From The New York Times:

As an emergency physician, I’m always engaging in a fast-tempo, often awkward, all too stressful dance with strangers. Lately, though, I’ve noticed a particular gap in my own medical education and training, as well as in that of my colleagues, that’s further tripping up our steps: how to provide optimal health care for transgender patients.

The gap is amplified in the emergency room, where even under the best of circumstances the interaction we have with patients is typically rushed and never entirely comfortable — and where I’m usually meeting a patient for the first time and don’t have the patient’s medical history at my fingertips. Because transgender people are less likely to have health insurance and are four times more likely to live in poverty compared to the general population, the emergency room serves as a particularly important safety net for these patients.

Sometimes the patient is registered as the wrong gender immediately from triage, resulting in a strained communication from the get-go. Other times, a staff member lets out a surprised gasp as a patient undresses for a physical exam. Then there are the moments when providers call a patient a “he/she” or “they” on rounds. Private rooms are also hard to come by in busy, overcrowded emergency rooms, and patients may be inappropriately clustered by gender.

None of this, for the most part, is out of malice. Instead it’s because of our own ignorance — and stems from our lack of education and training on providing sensitive and evidence-based care for transgender patients.

━━━━━━

Work instructions:
1. Using the passage on transgender patients in the emergency room, decide whether each statement agrees with it. Answer yes or no for each, quoting the words that settle it. (a) Transgender people are four times more likely than the general population to live in poverty. (b) The writer blames the problems described mostly on malice. (c) Private rooms are easy to find in busy emergency rooms.
2. Return the part of the passage on transgender patients in the emergency room starting with "The gap is amplified" and going on through "for these patients.", copied word for word.

Stored data entries:
━━━━━━

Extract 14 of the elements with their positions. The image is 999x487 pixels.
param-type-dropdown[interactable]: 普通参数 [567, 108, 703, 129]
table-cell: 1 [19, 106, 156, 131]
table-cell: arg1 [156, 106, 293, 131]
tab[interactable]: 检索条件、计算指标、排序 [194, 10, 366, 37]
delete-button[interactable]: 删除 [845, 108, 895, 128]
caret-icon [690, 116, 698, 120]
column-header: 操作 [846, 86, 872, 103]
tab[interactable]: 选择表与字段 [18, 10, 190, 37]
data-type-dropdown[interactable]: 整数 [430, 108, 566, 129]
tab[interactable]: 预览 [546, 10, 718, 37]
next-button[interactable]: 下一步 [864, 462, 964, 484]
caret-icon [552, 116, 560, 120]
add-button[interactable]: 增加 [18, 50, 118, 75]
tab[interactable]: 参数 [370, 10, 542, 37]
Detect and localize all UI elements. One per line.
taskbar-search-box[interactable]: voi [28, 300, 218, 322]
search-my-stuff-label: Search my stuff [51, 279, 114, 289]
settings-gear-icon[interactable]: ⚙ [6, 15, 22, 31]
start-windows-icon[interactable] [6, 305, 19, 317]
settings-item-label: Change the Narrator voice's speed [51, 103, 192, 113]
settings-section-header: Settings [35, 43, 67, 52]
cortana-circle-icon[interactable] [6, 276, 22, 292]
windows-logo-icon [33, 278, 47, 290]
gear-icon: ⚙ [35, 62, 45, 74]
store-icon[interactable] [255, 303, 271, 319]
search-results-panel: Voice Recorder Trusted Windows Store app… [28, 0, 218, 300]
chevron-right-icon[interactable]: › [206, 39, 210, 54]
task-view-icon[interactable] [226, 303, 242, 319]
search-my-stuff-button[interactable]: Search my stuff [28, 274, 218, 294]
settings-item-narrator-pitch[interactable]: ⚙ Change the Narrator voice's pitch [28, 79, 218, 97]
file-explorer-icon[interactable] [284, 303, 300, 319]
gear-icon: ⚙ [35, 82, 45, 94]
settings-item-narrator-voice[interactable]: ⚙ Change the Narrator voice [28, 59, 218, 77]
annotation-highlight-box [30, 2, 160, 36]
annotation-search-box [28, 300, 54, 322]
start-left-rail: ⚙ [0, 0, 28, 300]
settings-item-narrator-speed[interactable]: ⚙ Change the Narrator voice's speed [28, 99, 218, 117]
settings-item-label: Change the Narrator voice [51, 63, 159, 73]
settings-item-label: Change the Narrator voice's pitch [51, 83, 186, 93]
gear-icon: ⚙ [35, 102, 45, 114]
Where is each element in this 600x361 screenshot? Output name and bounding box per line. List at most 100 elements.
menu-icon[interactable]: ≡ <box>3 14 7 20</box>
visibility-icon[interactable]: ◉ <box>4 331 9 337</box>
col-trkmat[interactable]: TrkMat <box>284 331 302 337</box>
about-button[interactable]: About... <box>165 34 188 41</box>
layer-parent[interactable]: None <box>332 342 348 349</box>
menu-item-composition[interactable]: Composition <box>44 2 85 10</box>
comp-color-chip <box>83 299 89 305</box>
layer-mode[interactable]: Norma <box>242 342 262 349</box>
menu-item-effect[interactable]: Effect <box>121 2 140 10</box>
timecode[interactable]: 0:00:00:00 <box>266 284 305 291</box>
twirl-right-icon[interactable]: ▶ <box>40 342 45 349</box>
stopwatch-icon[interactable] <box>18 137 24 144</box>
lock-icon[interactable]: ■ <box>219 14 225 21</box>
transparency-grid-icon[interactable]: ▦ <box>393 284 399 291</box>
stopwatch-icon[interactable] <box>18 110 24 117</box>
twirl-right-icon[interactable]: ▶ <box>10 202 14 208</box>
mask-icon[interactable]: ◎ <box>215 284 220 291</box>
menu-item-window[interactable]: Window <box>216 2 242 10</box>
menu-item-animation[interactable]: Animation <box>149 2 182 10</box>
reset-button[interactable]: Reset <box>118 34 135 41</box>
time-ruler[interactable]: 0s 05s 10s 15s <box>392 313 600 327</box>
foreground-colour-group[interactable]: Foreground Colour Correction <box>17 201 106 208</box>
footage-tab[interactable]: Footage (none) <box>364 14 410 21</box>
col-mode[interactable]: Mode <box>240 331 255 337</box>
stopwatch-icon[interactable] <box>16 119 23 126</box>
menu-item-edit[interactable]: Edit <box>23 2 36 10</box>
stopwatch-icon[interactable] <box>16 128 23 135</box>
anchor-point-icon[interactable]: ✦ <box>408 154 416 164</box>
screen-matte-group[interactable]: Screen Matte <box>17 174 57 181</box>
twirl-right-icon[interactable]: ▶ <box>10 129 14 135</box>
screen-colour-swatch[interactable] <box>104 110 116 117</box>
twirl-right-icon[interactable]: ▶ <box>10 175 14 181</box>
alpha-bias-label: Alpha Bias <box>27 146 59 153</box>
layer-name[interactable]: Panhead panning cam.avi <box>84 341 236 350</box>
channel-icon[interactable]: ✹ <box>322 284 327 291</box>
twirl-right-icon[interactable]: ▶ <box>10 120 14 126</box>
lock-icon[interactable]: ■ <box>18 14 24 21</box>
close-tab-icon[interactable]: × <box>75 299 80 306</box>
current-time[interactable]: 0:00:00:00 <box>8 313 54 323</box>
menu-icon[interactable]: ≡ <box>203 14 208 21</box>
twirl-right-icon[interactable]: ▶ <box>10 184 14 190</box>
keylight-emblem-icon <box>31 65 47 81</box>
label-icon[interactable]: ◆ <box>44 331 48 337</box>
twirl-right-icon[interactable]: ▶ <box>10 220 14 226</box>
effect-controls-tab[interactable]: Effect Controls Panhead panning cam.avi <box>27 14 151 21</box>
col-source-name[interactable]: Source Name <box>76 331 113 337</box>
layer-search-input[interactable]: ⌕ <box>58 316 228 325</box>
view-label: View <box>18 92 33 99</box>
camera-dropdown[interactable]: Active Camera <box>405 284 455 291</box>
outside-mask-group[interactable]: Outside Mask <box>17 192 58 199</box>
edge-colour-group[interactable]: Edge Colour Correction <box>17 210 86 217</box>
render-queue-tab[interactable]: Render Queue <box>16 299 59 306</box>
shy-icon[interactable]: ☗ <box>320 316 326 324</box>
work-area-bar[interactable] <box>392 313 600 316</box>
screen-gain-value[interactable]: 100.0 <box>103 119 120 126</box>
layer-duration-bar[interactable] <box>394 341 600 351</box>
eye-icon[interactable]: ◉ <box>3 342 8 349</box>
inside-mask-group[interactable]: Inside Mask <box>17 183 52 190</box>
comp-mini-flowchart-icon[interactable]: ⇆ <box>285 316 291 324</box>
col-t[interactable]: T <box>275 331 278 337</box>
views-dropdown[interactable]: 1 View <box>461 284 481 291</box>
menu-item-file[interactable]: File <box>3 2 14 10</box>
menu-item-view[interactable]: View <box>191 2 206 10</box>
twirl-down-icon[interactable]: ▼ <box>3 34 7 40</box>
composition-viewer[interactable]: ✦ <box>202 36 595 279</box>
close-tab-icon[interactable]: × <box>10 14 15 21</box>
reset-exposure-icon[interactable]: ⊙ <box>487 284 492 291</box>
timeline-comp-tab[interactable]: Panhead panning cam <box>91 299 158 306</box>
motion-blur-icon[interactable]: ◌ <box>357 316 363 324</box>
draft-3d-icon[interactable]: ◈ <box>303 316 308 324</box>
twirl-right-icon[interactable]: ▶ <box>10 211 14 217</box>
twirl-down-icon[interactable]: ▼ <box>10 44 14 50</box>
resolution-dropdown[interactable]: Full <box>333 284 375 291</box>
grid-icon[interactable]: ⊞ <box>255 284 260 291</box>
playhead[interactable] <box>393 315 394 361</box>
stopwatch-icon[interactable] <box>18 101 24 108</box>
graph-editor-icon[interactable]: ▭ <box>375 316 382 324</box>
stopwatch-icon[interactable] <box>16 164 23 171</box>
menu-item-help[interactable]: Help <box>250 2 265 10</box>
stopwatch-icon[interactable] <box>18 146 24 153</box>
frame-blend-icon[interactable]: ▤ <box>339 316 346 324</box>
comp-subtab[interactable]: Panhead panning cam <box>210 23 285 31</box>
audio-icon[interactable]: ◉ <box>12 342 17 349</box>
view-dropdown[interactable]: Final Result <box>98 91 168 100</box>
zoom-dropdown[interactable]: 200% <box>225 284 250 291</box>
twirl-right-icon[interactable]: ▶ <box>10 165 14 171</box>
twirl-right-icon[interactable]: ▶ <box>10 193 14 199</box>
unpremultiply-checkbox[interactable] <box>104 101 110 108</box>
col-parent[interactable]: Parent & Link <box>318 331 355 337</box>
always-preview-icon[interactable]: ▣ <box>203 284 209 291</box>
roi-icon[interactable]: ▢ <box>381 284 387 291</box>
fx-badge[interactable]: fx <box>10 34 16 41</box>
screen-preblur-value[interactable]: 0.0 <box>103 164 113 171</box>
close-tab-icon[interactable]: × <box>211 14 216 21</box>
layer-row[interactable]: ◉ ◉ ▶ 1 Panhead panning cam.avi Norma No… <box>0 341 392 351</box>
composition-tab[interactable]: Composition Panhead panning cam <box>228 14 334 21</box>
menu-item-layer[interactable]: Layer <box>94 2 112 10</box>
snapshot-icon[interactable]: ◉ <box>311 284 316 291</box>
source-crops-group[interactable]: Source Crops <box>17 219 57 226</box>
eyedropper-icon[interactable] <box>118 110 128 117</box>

━━━━━━

Results for each task:
1.
(a) Yes: "are four times more likely to live in poverty compared to the general population"
(b) No: "None of this, for the most part, is out of malice."
(c) No: "Private rooms are also hard to come by in busy, overcrowded emergency rooms"

2.
The gap is amplified in the emergency room, where even under the best of circumstances the interaction we have with patients is typically rushed and never entirely comfortable — and where I’m usually meeting a patient for the first time and don’t have the patient’s medical history at my fingertips. Because transgender people are less likely to have health insurance and are four times more likely to live in poverty compared to the general population, the emergency room serves as a particularly important safety net for these patients.